**Dataset excerpts**
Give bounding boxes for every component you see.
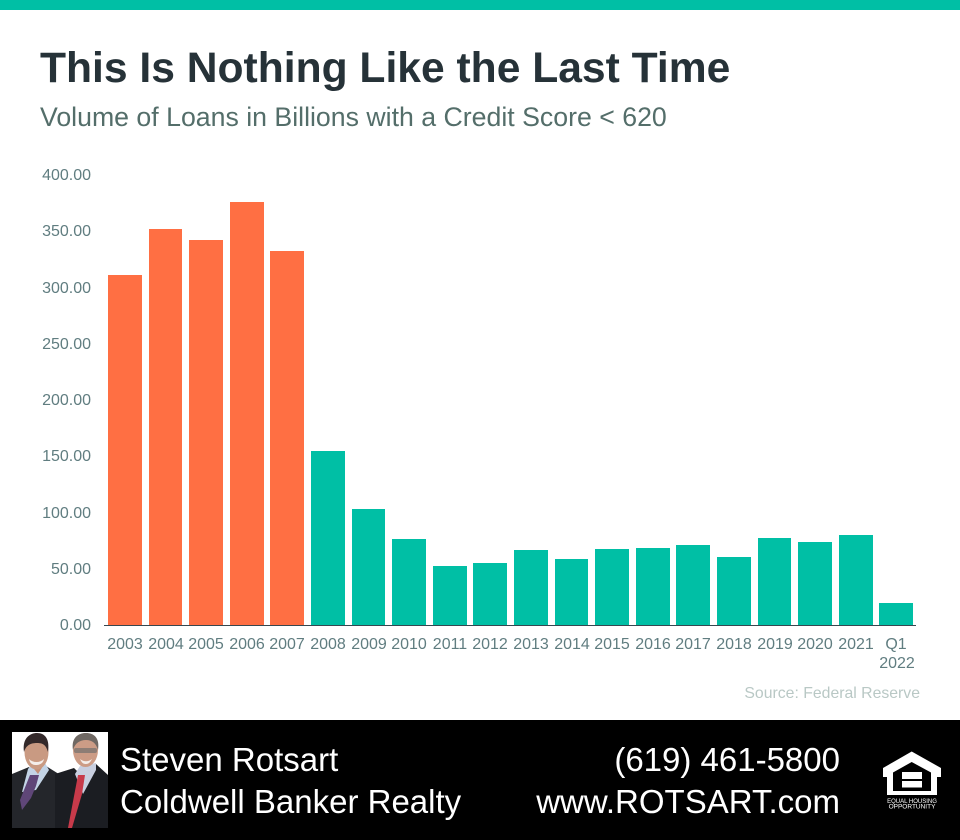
- left man: [12, 733, 64, 828]
- y axis labels: 200.00: [42, 392, 91, 409]
- x axis labels: [107, 636, 915, 672]
- agent photo: [12, 732, 108, 828]
- top accent bar: [0, 0, 960, 10]
- agent name and company: Steven Rotsart: [120, 741, 338, 778]
- y axis labels: 100.00: [42, 505, 91, 522]
- x axis labels: 2011: [433, 636, 467, 653]
- x axis labels: 2021: [838, 636, 874, 653]
- y axis labels: 350.00: [42, 223, 91, 240]
- x axis labels: 2015: [594, 636, 630, 653]
- title: This Is Nothing Like the Last Time: [40, 44, 730, 92]
- bar chart: [42, 167, 916, 672]
- icon: equal housing opportunity: [883, 752, 941, 810]
- x axis line: [104, 625, 916, 626]
- y axis labels: [42, 167, 91, 634]
- icon: equal housing opportunity: EQUAL HOUSING: [887, 799, 937, 805]
- x axis labels: 2016: [635, 636, 671, 653]
- footer band: [0, 720, 960, 840]
- x axis labels: 2003: [107, 636, 143, 653]
- icon: equal housing opportunity: OPPORTUNITY: [889, 804, 936, 810]
- x axis labels: 2013: [513, 636, 549, 653]
- y axis labels: 250.00: [42, 336, 91, 353]
- x axis labels: 2017: [675, 636, 711, 653]
- y axis labels: 50.00: [51, 561, 91, 578]
- x axis labels: 2008: [310, 636, 346, 653]
- agent name and company: Coldwell Banker Realty: [120, 783, 461, 820]
- subtitle: Volume of Loans in Billions with a Credit Score < 620: [40, 102, 667, 132]
- x axis labels: 2010: [391, 636, 427, 653]
- x axis labels: 2012: [472, 636, 508, 653]
- contact details: (619) 461-5800: [614, 741, 840, 778]
- y axis labels: 150.00: [42, 448, 91, 465]
- x axis labels: 2007: [269, 636, 305, 653]
- x axis labels: 2009: [351, 636, 387, 653]
- y axis labels: 0.00: [60, 617, 91, 634]
- contact details: www.ROTSART.com: [536, 783, 840, 820]
- x axis labels: 2005: [188, 636, 224, 653]
- agent name and company: [120, 741, 462, 820]
- orange bars 2003-2007: [108, 202, 304, 625]
- x axis labels: 2018: [716, 636, 752, 653]
- x axis labels: 2022: [879, 655, 915, 672]
- y axis labels: 400.00: [42, 167, 91, 184]
- y axis labels: 300.00: [42, 280, 91, 297]
- source note: Source: Federal Reserve: [744, 685, 920, 702]
- x axis labels: 2020: [797, 636, 833, 653]
- x axis labels: 2006: [229, 636, 265, 653]
- contact details: [536, 741, 840, 820]
- x axis labels: 2019: [757, 636, 793, 653]
- x axis labels: 2014: [554, 636, 590, 653]
- teal bars 2008-Q1 2022: [311, 451, 913, 625]
- right man: [55, 733, 108, 828]
- x axis labels: Q1: [885, 636, 907, 653]
- x axis labels: 2004: [148, 636, 184, 653]
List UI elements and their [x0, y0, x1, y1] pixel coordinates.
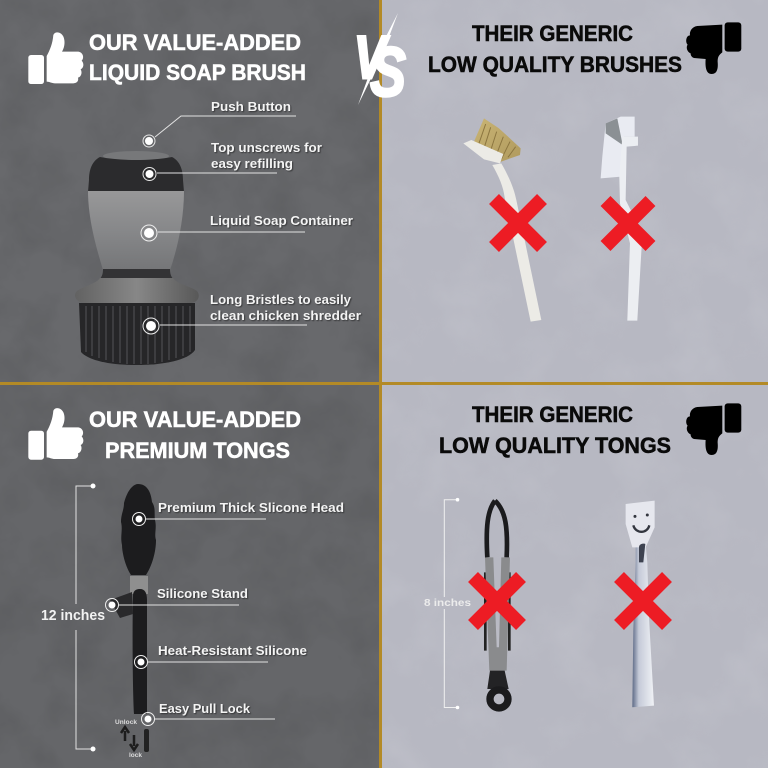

**Set problem**
Can you set out all the lines above as a JSON list of strings, one string per line, with blank lines skipped and the pictures left out?

**Right answer**
[
  "Give bounding boxes for every component you see.",
  "- left man: [12, 733, 64, 828]",
  "- y axis labels: 200.00: [42, 392, 91, 409]",
  "- x axis labels: [107, 636, 915, 672]",
  "- agent photo: [12, 732, 108, 828]",
  "- top accent bar: [0, 0, 960, 10]",
  "- agent name and company: Steven Rotsart: [120, 741, 338, 778]",
  "- y axis labels: 100.00: [42, 505, 91, 522]",
  "- x axis labels: 2011: [433, 636, 467, 653]",
  "- x axis labels: 2021: [838, 636, 874, 653]",
  "- y axis labels: 350.00: [42, 223, 91, 240]",
  "- x axis labels: 2015: [594, 636, 630, 653]",
  "- title: This Is Nothing Like the Last Time: [40, 44, 730, 92]",
  "- bar chart: [42, 167, 916, 672]",
  "- icon: equal housing opportunity: [883, 752, 941, 810]",
  "- x axis line: [104, 625, 916, 626]",
  "- y axis labels: [42, 167, 91, 634]",
  "- icon: equal housing opportunity: EQUAL HOUSING: [887, 799, 937, 805]",
  "- x axis labels: 2016: [635, 636, 671, 653]",
  "- footer band: [0, 720, 960, 840]",
  "- x axis labels: 2003: [107, 636, 143, 653]",
  "- icon: equal housing opportunity: OPPORTUNITY: [889, 804, 936, 810]",
  "- x axis labels: 2013: [513, 636, 549, 653]",
  "- y axis labels: 250.00: [42, 336, 91, 353]",
  "- x axis labels: 2017: [675, 636, 711, 653]",
  "- y axis labels: 50.00: [51, 561, 91, 578]",
  "- x axis labels: 2008: [310, 636, 346, 653]",
  "- agent name and company: Coldwell Banker Realty: [120, 783, 461, 820]",
  "- subtitle: Volume of Loans in Billions with a Credit Score < 620: [40, 102, 667, 132]",
  "- x axis labels: 2010: [391, 636, 427, 653]",
  "- x axis labels: 2012: [472, 636, 508, 653]",
  "- contact details: (619) 461-5800: [614, 741, 840, 778]",
  "- y axis labels: 150.00: [42, 448, 91, 465]",
  "- x axis labels: 2007: [269, 636, 305, 653]",
  "- x axis labels: 2009: [351, 636, 387, 653]",
  "- y axis labels: 0.00: [60, 617, 91, 634]",
  "- contact details: www.ROTSART.com: [536, 783, 840, 820]",
  "- x axis labels: 2005: [188, 636, 224, 653]",
  "- agent name and company: [120, 741, 462, 820]",
  "- orange bars 2003-2007: [108, 202, 304, 625]",
  "- x axis labels: 2018: [716, 636, 752, 653]",
  "- x axis labels: 2022: [879, 655, 915, 672]",
  "- y axis labels: 400.00: [42, 167, 91, 184]",
  "- y axis labels: 300.00: [42, 280, 91, 297]",
  "- source note: Source: Federal Reserve: [744, 685, 920, 702]",
  "- x axis labels: 2020: [797, 636, 833, 653]",
  "- x axis labels: 2006: [229, 636, 265, 653]",
  "- contact details: [536, 741, 840, 820]",
  "- x axis labels: 2019: [757, 636, 793, 653]",
  "- x axis labels: 2014: [554, 636, 590, 653]",
  "- teal bars 2008-Q1 2022: [311, 451, 913, 625]",
  "- right man: [55, 733, 108, 828]",
  "- x axis labels: Q1: [885, 636, 907, 653]",
  "- x axis labels: 2004: [148, 636, 184, 653]",
  "List UI elements and their [x0, y0, x1, y1] pixel coordinates."
]